╭──

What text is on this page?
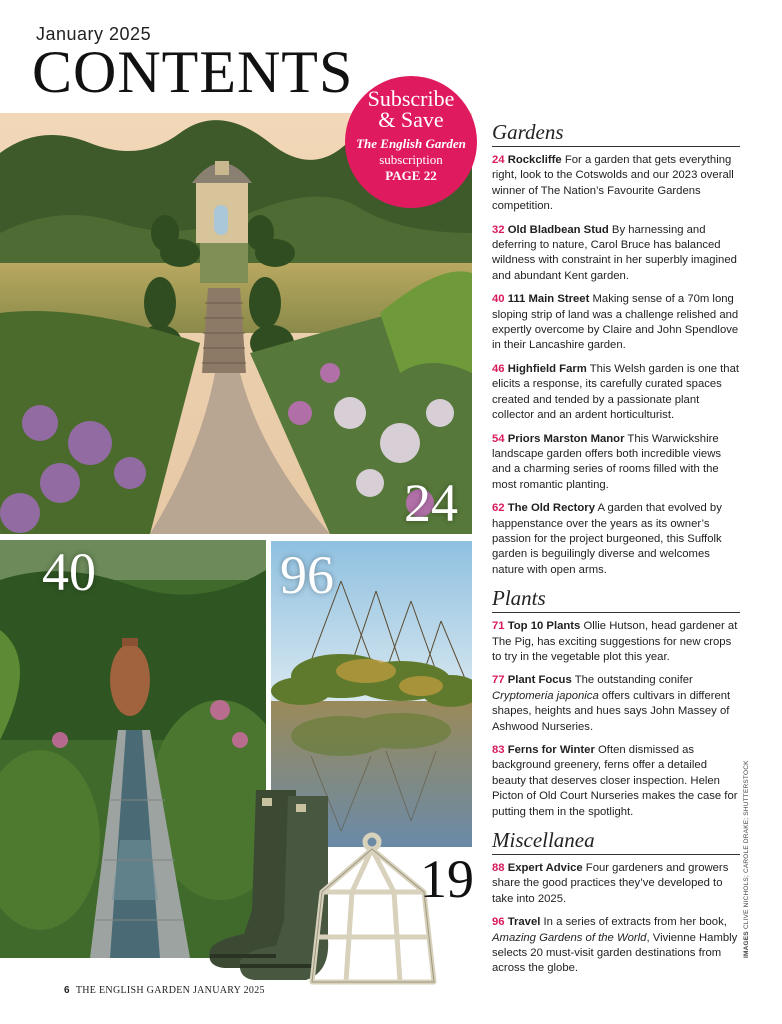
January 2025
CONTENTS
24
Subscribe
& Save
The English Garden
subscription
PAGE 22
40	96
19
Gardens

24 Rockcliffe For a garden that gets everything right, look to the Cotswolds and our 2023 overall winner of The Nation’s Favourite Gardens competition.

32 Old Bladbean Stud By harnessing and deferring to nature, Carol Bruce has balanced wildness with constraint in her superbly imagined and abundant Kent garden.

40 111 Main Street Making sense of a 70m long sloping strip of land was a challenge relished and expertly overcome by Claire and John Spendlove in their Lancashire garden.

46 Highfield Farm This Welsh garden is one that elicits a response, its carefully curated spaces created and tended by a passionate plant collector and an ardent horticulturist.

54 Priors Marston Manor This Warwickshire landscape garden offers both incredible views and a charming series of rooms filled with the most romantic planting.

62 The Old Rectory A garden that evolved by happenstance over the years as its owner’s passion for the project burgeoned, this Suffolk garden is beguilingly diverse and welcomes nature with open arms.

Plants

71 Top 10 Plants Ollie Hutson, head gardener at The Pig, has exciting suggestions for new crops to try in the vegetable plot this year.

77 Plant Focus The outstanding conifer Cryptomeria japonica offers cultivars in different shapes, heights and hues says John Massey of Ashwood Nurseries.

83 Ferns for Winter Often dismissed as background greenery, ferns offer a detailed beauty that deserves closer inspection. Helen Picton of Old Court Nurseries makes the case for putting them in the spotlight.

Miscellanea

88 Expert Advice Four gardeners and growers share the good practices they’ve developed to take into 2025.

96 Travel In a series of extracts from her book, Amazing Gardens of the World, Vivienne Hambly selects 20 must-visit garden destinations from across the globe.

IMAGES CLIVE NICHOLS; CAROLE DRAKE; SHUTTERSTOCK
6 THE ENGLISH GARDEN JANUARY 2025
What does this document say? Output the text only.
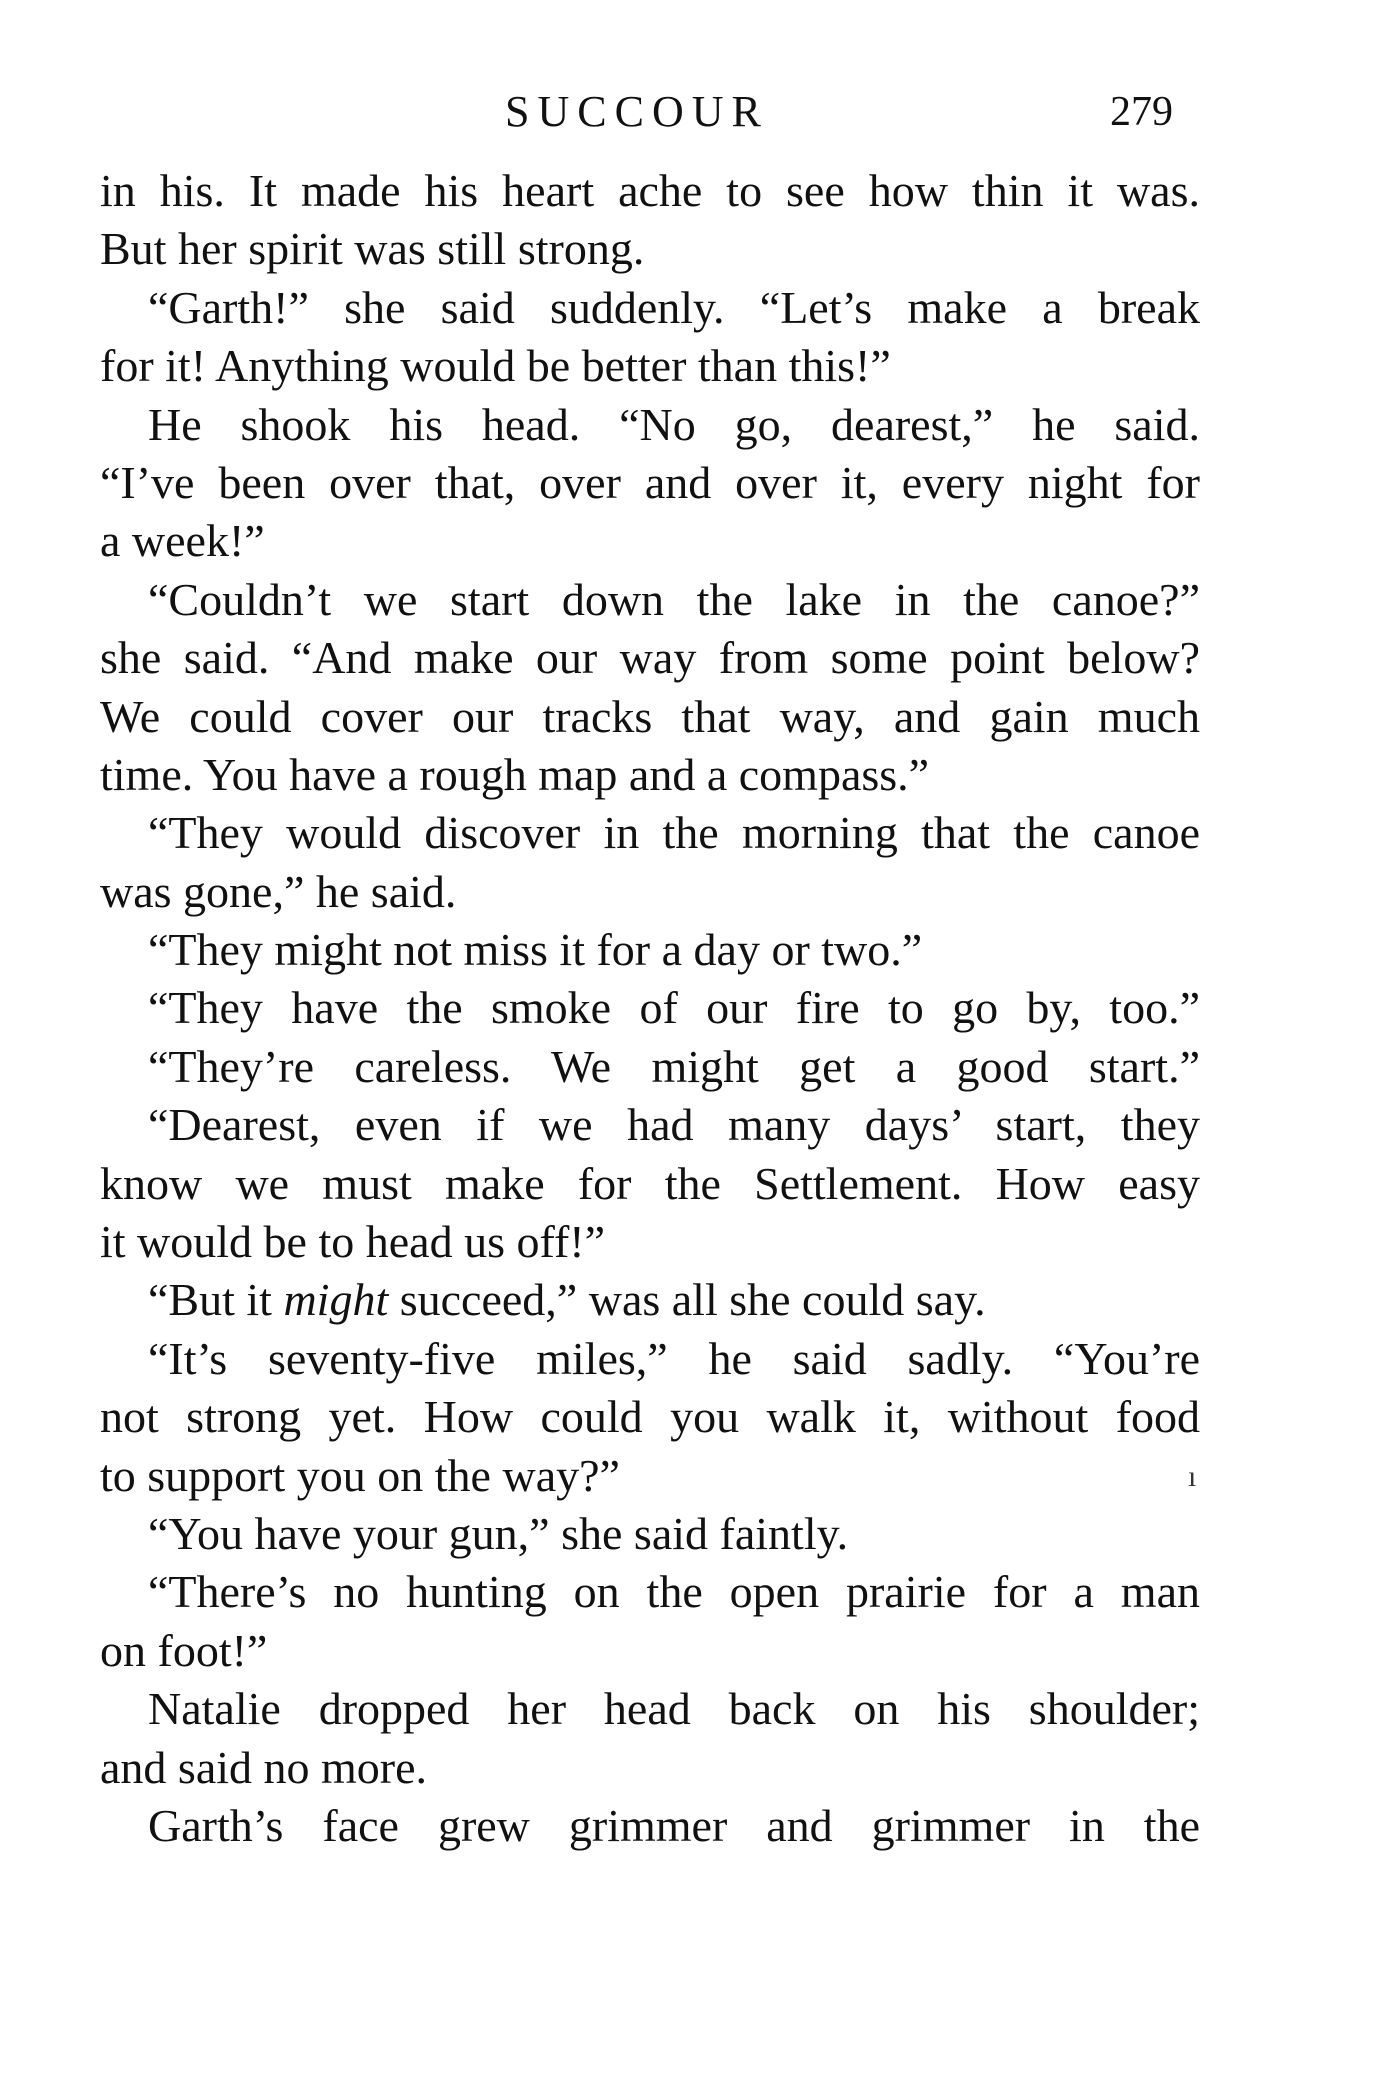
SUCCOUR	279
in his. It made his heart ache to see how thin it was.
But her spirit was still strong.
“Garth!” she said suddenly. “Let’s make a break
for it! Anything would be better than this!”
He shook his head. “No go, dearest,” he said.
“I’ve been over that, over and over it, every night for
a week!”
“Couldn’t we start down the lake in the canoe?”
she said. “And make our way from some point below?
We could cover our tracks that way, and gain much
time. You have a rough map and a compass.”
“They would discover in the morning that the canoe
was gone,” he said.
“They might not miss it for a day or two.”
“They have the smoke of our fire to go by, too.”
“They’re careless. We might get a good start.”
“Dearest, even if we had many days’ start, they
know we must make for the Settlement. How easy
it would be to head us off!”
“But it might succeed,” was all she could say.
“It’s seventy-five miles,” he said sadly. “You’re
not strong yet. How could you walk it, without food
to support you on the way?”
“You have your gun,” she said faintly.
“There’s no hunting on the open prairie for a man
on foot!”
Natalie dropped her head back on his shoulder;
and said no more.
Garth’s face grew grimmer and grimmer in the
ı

╰──
╭──

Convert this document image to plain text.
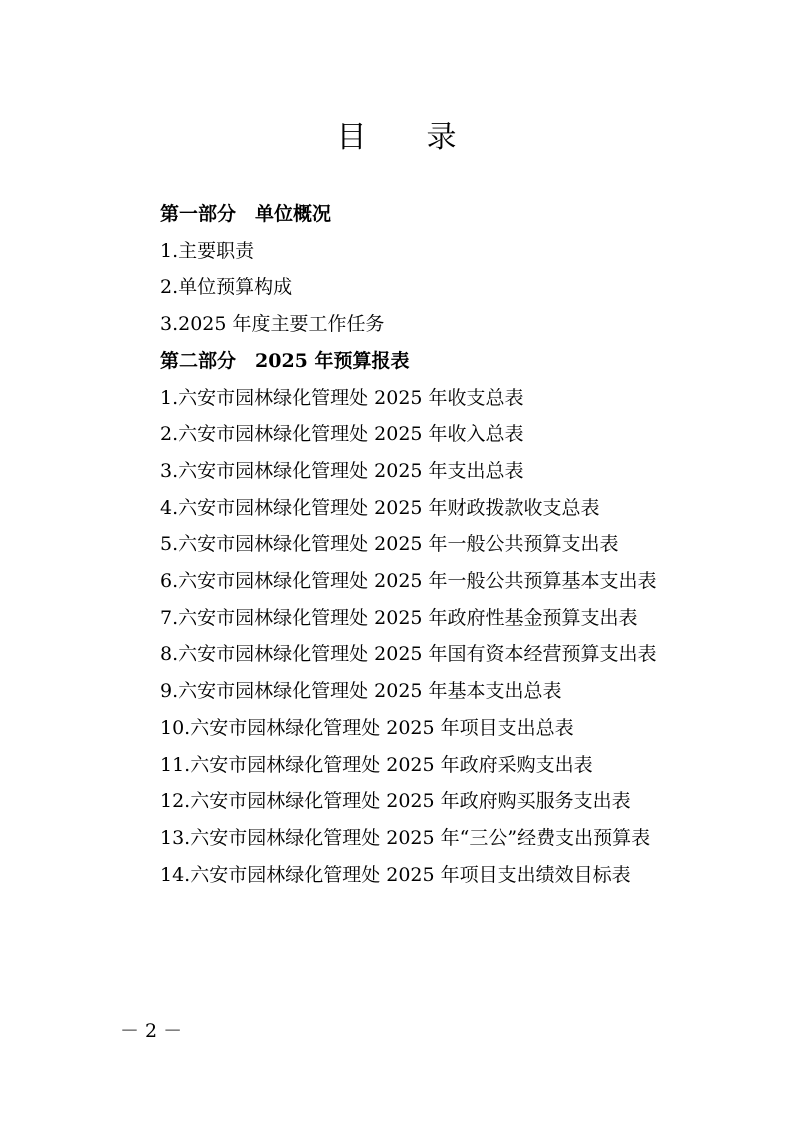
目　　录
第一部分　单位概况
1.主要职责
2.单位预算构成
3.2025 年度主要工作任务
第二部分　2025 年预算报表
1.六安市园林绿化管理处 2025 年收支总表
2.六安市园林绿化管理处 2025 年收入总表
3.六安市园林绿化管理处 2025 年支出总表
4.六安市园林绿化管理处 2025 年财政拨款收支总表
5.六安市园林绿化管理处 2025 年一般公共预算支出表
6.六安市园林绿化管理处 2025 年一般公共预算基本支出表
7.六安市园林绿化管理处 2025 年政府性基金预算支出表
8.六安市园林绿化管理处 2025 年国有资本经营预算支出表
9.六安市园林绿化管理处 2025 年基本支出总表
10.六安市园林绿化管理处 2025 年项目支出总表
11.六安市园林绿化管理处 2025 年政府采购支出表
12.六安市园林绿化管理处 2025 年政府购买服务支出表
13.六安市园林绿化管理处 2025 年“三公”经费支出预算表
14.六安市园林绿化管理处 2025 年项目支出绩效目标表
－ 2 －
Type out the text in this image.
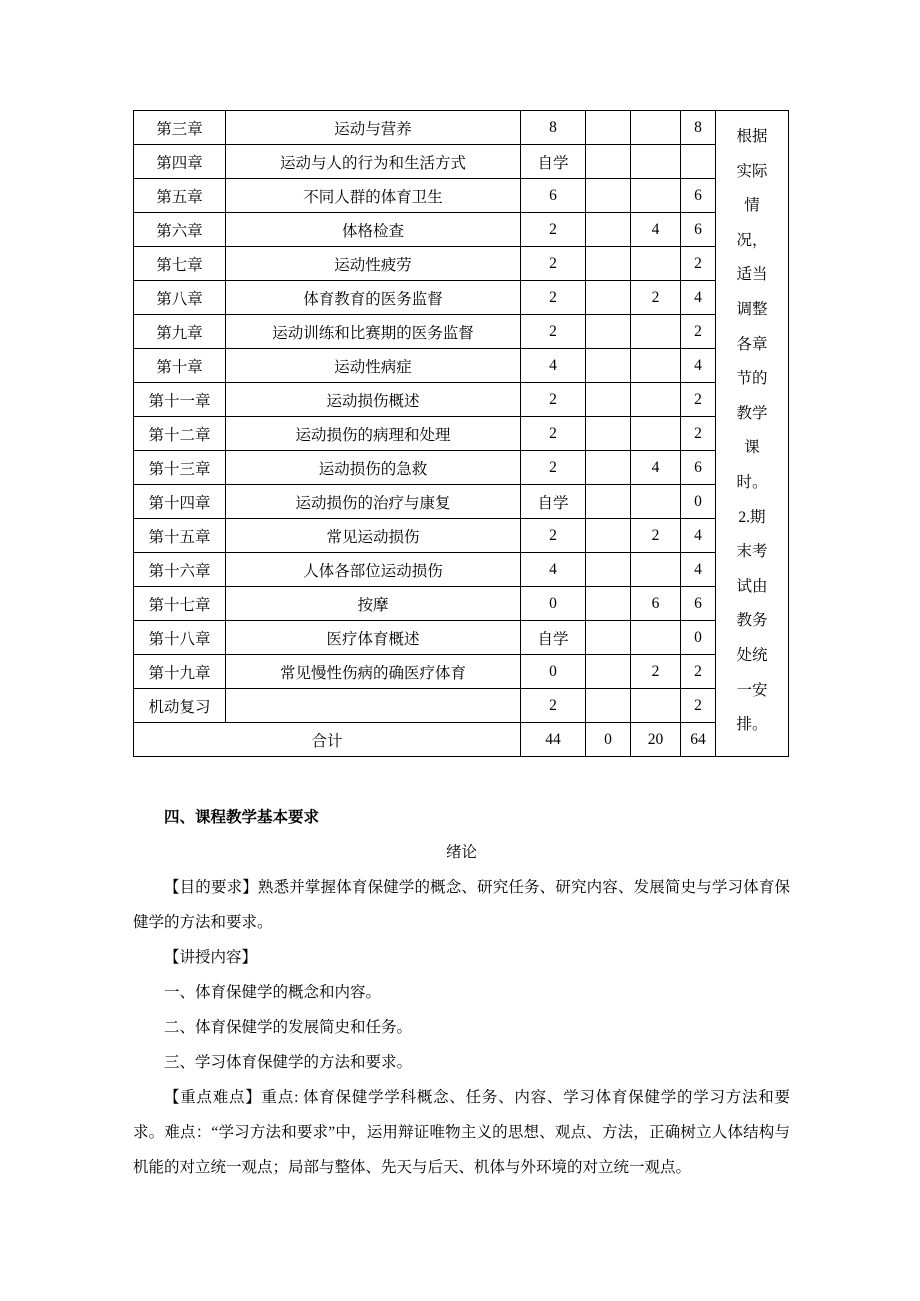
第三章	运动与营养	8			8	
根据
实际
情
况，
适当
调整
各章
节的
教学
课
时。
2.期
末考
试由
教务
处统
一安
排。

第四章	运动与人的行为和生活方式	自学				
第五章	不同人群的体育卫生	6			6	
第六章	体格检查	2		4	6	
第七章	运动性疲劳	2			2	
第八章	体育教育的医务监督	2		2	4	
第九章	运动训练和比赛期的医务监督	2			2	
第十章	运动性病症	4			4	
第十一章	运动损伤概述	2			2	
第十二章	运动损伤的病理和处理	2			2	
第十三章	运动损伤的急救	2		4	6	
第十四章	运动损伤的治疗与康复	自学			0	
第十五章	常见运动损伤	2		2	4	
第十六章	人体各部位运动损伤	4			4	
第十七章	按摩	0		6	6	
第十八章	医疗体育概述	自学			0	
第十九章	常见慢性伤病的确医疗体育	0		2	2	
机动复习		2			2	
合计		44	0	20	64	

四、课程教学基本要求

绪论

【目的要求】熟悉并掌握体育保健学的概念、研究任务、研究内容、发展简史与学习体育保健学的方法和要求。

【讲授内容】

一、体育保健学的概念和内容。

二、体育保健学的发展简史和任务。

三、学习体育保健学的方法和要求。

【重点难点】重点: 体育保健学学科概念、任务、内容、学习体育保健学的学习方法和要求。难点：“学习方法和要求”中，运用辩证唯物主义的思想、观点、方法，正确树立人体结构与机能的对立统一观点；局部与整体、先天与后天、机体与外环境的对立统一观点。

╰──

_DESCRIPTION OF THE TASK_
Take every line from the records above that has the word "head" and copy it.

_PROBLEM SOLUTION_
71 Top 10 Plants Ollie Hutson, head gardener at The Pig, has exciting suggestions for new crops to try in the vegetable plot this year.
He shook his head. “No go, dearest,” he said.
it would be to head us off!”
Natalie dropped her head back on his shoulder;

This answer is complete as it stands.